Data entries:
☆ ☆ ☆ ☆ ☆

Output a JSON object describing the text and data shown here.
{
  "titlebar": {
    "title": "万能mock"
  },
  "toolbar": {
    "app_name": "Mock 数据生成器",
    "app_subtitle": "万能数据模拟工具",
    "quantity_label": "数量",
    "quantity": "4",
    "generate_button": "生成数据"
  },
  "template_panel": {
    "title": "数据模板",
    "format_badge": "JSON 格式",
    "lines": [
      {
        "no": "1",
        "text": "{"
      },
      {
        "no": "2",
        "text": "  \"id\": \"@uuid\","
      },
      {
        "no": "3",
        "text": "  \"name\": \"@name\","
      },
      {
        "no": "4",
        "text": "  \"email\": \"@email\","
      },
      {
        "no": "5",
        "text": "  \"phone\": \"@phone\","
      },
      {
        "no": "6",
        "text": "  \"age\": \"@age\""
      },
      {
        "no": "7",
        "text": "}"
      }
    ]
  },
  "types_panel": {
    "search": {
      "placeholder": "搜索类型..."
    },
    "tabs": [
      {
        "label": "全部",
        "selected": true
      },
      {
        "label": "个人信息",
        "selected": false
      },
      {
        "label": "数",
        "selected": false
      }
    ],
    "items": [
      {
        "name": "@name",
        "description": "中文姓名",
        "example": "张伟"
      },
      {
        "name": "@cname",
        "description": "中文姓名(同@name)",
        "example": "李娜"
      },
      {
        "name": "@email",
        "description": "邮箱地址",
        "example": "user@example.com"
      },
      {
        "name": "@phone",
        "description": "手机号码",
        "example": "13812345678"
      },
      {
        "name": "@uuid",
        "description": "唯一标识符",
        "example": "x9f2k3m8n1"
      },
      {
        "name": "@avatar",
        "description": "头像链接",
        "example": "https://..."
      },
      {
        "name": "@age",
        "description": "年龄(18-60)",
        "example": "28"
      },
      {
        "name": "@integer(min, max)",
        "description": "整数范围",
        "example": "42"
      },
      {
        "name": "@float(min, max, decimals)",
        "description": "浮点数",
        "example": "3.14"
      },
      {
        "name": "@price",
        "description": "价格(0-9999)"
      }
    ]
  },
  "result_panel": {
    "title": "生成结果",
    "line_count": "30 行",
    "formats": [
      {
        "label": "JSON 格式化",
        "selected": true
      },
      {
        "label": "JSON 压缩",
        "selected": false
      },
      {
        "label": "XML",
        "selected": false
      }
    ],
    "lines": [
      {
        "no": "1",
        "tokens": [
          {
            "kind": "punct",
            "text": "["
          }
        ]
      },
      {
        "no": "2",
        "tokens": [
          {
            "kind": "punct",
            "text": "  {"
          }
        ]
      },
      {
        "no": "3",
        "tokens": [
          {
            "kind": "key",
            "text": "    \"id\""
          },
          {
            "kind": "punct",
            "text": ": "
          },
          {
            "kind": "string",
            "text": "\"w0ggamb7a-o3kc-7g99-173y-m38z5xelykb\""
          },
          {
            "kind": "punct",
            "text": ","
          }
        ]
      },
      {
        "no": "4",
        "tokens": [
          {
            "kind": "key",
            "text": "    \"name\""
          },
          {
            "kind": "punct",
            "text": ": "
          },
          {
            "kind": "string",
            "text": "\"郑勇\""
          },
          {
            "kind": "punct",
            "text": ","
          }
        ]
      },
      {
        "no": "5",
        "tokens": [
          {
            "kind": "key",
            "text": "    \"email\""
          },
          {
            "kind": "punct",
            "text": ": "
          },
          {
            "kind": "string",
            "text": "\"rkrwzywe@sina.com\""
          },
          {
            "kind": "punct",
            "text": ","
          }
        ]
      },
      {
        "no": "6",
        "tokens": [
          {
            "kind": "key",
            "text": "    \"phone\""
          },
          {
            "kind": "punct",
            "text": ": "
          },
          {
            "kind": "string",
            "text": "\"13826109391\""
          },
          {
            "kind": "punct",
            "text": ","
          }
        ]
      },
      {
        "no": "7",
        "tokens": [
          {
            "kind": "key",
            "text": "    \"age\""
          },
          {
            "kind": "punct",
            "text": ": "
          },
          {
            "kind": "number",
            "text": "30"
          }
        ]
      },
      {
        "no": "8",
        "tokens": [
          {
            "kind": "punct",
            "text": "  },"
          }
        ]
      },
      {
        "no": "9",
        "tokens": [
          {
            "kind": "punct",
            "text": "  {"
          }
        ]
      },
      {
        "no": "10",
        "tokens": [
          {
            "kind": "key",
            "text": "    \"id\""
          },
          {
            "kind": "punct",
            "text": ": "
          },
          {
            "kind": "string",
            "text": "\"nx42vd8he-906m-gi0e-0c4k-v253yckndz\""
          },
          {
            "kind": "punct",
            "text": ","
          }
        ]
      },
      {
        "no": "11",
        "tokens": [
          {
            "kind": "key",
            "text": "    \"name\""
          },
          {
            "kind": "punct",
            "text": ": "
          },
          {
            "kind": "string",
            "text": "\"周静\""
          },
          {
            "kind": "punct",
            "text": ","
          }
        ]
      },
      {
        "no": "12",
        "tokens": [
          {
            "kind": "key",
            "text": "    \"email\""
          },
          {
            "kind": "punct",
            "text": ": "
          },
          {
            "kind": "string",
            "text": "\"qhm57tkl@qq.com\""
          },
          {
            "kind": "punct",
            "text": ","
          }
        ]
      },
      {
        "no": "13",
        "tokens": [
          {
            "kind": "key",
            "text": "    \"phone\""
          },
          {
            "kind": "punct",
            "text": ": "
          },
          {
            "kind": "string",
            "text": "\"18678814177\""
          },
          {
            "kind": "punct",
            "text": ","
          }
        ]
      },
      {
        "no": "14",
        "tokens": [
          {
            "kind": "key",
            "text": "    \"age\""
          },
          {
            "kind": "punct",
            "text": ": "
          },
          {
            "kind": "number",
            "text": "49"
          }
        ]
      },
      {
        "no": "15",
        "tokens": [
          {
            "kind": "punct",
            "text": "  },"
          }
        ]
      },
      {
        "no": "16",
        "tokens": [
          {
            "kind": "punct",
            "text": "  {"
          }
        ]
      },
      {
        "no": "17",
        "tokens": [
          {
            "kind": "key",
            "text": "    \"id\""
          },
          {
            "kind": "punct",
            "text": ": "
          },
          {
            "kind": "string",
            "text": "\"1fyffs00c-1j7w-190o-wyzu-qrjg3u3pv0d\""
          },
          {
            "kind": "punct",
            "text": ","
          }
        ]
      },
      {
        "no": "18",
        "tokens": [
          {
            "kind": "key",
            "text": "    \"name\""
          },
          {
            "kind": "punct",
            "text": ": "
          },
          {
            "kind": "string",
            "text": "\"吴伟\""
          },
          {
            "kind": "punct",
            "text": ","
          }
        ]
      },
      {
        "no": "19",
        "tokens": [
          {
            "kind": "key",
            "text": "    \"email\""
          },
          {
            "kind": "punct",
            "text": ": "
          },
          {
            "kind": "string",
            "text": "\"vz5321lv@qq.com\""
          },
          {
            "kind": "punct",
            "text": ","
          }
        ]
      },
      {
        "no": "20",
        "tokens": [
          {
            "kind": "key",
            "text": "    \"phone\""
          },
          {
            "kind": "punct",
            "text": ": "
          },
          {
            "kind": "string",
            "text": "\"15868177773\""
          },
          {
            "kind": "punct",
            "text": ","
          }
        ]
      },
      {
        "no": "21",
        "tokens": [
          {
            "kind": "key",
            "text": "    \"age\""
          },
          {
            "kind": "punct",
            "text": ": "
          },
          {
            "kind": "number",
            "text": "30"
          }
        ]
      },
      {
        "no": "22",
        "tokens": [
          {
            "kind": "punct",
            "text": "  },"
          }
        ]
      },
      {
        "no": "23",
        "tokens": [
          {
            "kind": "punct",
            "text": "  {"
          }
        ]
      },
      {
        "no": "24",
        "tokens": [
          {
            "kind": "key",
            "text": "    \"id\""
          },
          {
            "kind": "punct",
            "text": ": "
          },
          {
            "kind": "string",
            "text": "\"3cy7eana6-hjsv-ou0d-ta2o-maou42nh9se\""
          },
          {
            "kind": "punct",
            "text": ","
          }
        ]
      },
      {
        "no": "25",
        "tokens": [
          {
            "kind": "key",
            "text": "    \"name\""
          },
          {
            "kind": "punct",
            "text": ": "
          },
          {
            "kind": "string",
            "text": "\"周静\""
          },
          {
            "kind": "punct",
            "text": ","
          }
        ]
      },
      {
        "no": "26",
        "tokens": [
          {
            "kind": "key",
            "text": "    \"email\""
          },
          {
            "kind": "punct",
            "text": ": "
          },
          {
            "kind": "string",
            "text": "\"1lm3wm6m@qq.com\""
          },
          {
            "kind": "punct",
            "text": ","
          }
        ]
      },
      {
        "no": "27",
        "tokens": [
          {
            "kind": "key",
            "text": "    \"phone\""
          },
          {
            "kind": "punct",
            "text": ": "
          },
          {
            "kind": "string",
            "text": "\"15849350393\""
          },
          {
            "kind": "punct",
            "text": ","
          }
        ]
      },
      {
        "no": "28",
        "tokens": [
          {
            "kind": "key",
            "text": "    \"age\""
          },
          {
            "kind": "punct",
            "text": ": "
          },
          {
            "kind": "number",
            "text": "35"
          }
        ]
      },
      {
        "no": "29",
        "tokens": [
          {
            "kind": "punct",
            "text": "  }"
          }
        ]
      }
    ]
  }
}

☆ ☆ ☆ ☆ ☆

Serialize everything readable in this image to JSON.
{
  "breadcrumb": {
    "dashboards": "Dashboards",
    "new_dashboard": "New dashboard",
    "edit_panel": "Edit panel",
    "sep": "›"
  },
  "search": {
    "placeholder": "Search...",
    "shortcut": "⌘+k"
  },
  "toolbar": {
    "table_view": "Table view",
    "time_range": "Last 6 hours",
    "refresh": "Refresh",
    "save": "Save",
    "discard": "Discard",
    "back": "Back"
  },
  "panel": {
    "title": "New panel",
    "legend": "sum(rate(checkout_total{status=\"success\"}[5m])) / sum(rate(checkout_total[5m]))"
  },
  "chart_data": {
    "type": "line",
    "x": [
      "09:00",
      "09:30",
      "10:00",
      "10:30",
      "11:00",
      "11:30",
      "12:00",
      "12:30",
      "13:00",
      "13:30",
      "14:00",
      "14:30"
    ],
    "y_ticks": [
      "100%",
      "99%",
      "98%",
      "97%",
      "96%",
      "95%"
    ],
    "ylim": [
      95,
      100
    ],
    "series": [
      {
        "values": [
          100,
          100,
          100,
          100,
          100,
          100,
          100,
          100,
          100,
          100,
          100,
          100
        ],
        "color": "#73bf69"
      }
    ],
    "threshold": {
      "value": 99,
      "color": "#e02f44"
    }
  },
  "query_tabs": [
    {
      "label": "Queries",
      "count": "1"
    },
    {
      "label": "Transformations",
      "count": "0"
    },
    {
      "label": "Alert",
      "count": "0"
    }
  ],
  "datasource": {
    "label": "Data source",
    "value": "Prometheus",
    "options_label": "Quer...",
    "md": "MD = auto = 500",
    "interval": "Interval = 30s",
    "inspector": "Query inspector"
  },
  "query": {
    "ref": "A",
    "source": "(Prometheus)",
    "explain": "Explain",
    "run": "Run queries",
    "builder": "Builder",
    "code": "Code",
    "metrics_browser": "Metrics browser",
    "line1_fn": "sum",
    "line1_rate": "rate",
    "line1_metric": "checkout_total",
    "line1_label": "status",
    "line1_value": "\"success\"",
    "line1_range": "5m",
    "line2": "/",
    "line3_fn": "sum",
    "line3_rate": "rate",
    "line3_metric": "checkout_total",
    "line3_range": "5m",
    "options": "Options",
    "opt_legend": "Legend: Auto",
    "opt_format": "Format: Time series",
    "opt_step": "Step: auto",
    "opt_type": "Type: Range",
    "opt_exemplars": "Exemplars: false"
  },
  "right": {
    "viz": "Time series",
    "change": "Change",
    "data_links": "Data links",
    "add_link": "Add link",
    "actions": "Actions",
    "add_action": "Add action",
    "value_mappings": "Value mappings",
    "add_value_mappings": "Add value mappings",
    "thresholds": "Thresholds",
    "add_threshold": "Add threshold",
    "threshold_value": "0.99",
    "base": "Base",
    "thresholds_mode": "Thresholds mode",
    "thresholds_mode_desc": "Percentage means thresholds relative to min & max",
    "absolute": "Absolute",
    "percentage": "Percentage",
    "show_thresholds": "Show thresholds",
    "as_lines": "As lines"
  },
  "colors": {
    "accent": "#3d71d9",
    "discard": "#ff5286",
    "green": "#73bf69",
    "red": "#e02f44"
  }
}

☆ ☆ ☆ ☆ ☆

WRITTEN REQUEST: Pull out each line of the records holding the string "Percentage".

CORRECT ANSWER:
    "thresholds_mode_desc": "Percentage means thresholds relative to min & max",
    "percentage": "Percentage",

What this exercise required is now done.